• **Brief**: Find every line in the records below that holds the word "rest", and copy each one.

Source records
⟨

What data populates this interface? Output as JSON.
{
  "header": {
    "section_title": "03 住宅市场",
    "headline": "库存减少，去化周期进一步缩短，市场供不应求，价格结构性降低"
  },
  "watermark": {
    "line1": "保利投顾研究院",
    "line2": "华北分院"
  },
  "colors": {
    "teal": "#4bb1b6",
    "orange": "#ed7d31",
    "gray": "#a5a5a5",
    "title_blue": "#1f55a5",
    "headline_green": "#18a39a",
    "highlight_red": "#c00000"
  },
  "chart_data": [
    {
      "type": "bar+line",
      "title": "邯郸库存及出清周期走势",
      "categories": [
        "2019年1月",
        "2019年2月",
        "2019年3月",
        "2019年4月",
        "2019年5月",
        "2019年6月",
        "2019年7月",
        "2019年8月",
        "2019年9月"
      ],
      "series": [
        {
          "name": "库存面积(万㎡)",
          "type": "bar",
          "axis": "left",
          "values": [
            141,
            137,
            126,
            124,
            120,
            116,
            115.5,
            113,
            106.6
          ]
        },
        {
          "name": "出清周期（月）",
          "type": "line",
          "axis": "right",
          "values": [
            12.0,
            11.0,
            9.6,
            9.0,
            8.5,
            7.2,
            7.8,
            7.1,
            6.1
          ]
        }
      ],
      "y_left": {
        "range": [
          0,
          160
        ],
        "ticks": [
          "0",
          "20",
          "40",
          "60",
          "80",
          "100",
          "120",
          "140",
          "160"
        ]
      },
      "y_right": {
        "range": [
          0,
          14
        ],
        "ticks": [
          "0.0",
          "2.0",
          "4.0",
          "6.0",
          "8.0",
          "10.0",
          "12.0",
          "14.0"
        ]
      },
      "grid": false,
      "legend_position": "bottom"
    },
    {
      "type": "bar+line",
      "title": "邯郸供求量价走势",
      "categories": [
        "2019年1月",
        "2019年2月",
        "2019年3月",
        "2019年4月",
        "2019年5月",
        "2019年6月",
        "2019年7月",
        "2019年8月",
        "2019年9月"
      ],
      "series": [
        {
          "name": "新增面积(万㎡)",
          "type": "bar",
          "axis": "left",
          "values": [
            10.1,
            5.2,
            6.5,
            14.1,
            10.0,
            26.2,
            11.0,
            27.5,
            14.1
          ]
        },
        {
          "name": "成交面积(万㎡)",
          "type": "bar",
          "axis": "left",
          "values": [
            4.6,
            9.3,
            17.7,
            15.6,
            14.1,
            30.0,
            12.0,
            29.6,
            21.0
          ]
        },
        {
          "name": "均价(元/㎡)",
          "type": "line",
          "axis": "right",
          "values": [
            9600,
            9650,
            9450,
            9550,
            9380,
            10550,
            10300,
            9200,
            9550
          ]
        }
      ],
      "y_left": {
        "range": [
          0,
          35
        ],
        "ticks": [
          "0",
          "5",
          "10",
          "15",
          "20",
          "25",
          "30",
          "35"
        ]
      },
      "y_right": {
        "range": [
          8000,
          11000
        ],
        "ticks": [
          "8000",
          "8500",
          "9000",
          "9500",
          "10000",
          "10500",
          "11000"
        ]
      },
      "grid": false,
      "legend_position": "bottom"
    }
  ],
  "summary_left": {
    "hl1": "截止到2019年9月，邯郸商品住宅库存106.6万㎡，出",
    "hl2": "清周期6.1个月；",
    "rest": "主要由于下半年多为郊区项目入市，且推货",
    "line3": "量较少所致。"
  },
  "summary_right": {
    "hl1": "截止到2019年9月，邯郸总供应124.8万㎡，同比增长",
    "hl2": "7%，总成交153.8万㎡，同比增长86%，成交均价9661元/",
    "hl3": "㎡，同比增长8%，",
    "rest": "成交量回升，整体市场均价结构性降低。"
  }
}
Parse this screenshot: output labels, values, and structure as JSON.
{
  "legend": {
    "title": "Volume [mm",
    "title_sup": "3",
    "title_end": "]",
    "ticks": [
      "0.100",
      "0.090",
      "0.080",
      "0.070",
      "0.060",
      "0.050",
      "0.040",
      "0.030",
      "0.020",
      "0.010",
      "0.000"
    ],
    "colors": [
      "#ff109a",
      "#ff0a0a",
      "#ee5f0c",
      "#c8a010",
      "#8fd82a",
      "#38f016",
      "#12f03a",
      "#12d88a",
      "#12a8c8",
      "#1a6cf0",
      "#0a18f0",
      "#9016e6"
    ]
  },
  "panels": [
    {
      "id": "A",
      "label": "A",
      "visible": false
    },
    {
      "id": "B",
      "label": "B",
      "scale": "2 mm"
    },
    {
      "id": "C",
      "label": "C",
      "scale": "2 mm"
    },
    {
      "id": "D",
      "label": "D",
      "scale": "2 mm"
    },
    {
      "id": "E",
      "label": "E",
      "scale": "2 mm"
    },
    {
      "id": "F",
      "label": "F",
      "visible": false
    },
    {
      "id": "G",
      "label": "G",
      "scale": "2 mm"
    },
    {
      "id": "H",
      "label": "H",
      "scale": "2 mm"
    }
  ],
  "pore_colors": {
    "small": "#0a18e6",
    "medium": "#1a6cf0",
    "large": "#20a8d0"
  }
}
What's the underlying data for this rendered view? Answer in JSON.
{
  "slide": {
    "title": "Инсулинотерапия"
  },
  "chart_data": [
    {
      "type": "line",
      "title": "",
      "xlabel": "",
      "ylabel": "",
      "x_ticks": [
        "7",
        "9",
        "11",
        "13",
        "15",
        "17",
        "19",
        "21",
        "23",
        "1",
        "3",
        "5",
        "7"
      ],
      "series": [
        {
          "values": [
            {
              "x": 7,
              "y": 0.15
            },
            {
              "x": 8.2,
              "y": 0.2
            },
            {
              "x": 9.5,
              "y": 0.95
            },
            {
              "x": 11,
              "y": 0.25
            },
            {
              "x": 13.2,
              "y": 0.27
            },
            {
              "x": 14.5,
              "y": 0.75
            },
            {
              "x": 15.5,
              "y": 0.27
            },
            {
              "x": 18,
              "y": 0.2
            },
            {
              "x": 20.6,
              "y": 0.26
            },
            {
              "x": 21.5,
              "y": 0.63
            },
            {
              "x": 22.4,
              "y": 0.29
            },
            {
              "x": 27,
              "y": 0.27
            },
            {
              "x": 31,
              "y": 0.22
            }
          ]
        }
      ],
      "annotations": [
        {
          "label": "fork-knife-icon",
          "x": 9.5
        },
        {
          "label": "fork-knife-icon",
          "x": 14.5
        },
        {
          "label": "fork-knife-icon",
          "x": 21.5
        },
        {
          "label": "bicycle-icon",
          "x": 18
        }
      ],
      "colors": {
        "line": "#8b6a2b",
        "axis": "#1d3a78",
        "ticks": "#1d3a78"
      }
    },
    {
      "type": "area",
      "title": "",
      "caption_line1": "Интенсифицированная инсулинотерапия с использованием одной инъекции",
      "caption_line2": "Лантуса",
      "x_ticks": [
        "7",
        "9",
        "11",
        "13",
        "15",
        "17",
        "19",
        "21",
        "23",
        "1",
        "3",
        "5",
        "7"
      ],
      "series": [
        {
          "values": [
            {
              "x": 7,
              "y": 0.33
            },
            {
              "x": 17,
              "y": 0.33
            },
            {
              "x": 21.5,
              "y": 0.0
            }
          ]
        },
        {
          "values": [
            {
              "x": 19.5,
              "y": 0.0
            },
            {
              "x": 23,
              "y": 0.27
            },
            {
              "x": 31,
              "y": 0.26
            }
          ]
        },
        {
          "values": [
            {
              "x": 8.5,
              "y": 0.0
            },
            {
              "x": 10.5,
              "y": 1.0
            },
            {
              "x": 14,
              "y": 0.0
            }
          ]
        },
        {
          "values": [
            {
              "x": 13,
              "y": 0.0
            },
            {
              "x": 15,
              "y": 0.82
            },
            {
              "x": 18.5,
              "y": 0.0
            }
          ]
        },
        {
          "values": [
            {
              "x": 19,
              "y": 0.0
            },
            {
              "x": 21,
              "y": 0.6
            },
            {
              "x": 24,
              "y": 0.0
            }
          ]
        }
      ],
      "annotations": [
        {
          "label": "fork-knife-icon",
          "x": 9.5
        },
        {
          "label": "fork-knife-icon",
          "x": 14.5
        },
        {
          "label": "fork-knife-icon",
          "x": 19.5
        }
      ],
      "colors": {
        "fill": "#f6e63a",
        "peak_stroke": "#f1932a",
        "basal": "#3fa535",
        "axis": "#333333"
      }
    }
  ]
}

⟩

• **Written response**:
    "rest": "主要由于下半年多为郊区项目入市，且推货",
    "rest": "成交量回升，整体市场均价结构性降低。"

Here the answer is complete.